Goal: Which lines in the entries below contain the string "operator"? Extract each of them.

Records supplied:
[BEGIN]

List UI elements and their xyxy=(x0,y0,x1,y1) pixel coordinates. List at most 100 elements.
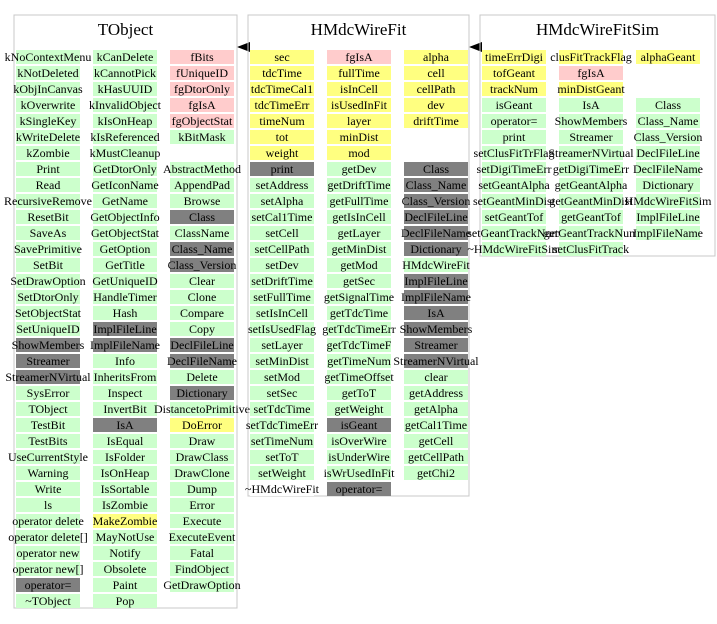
member-name: InvertBit xyxy=(103,402,147,416)
member-cell xyxy=(404,50,468,64)
member-cell xyxy=(404,418,468,432)
member-name: minDistGeant xyxy=(557,82,625,96)
member-cell xyxy=(170,178,234,192)
member-name: ImplFileName xyxy=(90,338,160,352)
member-cell xyxy=(482,162,546,176)
member-cell xyxy=(16,386,80,400)
member-cell xyxy=(404,98,468,112)
member-name: Class_Name xyxy=(172,242,233,256)
member-name: setMinDist xyxy=(255,354,309,368)
member-cell xyxy=(404,210,468,224)
member-cell xyxy=(327,290,391,304)
member-name: Error xyxy=(189,498,214,512)
member-cell xyxy=(559,130,623,144)
member-name: IsA xyxy=(582,98,600,112)
member-cell xyxy=(559,98,623,112)
member-cell xyxy=(636,114,700,128)
member-cell xyxy=(559,210,623,224)
member-cell xyxy=(250,66,314,80)
member-name: kInvalidObject xyxy=(89,98,162,112)
member-name: getTimeOffset xyxy=(324,370,394,384)
member-cell xyxy=(482,82,546,96)
member-name: getFullTime xyxy=(330,194,389,208)
member-name: Class_Version xyxy=(402,194,471,208)
member-name: Execute xyxy=(183,514,222,528)
member-name: Copy xyxy=(189,322,215,336)
member-name: fullTime xyxy=(338,66,380,80)
member-name: fgDtorOnly xyxy=(174,82,230,96)
member-name: getGeantMinDist xyxy=(549,194,633,208)
member-cell xyxy=(170,418,234,432)
member-name: tofGeant xyxy=(493,66,536,80)
member-name: setFullTime xyxy=(253,290,311,304)
member-cell xyxy=(93,402,157,416)
member-cell xyxy=(636,98,700,112)
member-cell xyxy=(327,450,391,464)
member-name: isWrUsedInFit xyxy=(324,466,396,480)
member-cell xyxy=(16,546,80,560)
member-cell xyxy=(327,50,391,64)
member-name: setCellPath xyxy=(255,242,310,256)
member-name: setIsInCell xyxy=(256,306,309,320)
member-cell xyxy=(170,338,234,352)
member-cell xyxy=(327,386,391,400)
member-cell xyxy=(16,322,80,336)
member-cell xyxy=(404,66,468,80)
member-cell xyxy=(16,258,80,272)
member-name: kSingleKey xyxy=(20,114,77,128)
member-cell xyxy=(404,274,468,288)
member-name: kMustCleanup xyxy=(90,146,161,160)
member-cell xyxy=(404,82,468,96)
member-name: DistancetoPrimitive xyxy=(154,402,250,416)
member-name: Class_Name xyxy=(406,178,467,192)
member-cell xyxy=(16,290,80,304)
member-name: GetObjectStat xyxy=(91,226,160,240)
member-name: GetDrawOption xyxy=(163,578,240,592)
member-cell xyxy=(16,178,80,192)
member-cell xyxy=(93,338,157,352)
member-cell xyxy=(250,162,314,176)
member-name: HMdcWireFitSim xyxy=(625,194,713,208)
member-name: kWriteDelete xyxy=(16,130,80,144)
member-name: Class_Name xyxy=(638,114,699,128)
member-name: operator= xyxy=(336,482,383,496)
member-cell xyxy=(93,562,157,576)
member-name: fgObjectStat xyxy=(172,114,233,128)
member-cell xyxy=(16,466,80,480)
member-cell xyxy=(16,370,80,384)
inheritance-arrow xyxy=(237,42,250,52)
member-cell xyxy=(482,98,546,112)
member-cell xyxy=(93,546,157,560)
member-name: IsA xyxy=(116,418,134,432)
member-name: Pop xyxy=(116,594,135,608)
member-name: Streamer xyxy=(569,130,612,144)
member-cell xyxy=(636,50,700,64)
member-cell xyxy=(404,322,468,336)
member-cell xyxy=(250,418,314,432)
member-cell xyxy=(404,258,468,272)
member-name: getTdcTimeF xyxy=(327,338,392,352)
member-cell xyxy=(16,530,80,544)
member-cell xyxy=(327,482,391,496)
member-cell xyxy=(93,290,157,304)
member-cell xyxy=(16,306,80,320)
member-name: HandleTimer xyxy=(93,290,157,304)
member-name: setDigiTimeErr xyxy=(477,162,552,176)
member-name: operator delete xyxy=(12,514,84,528)
member-cell xyxy=(404,370,468,384)
member-cell xyxy=(250,98,314,112)
member-name: setGeantAlpha xyxy=(478,178,550,192)
member-name: Draw xyxy=(189,434,216,448)
member-name: getCellPath xyxy=(408,450,464,464)
member-name: Read xyxy=(36,178,61,192)
member-cell xyxy=(559,82,623,96)
member-name: setGeantTof xyxy=(485,210,543,224)
member-name: ResetBit xyxy=(27,210,69,224)
member-cell xyxy=(327,114,391,128)
member-name: tot xyxy=(276,130,289,144)
member-name: tdcTimeCal1 xyxy=(251,82,313,96)
member-cell xyxy=(250,274,314,288)
member-name: Hash xyxy=(113,306,138,320)
member-name: getGeantTof xyxy=(561,210,621,224)
member-cell xyxy=(16,114,80,128)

[END]

Task output:
member-name: operator= xyxy=(336,482,383,496)
member-name: operator delete xyxy=(12,514,84,528)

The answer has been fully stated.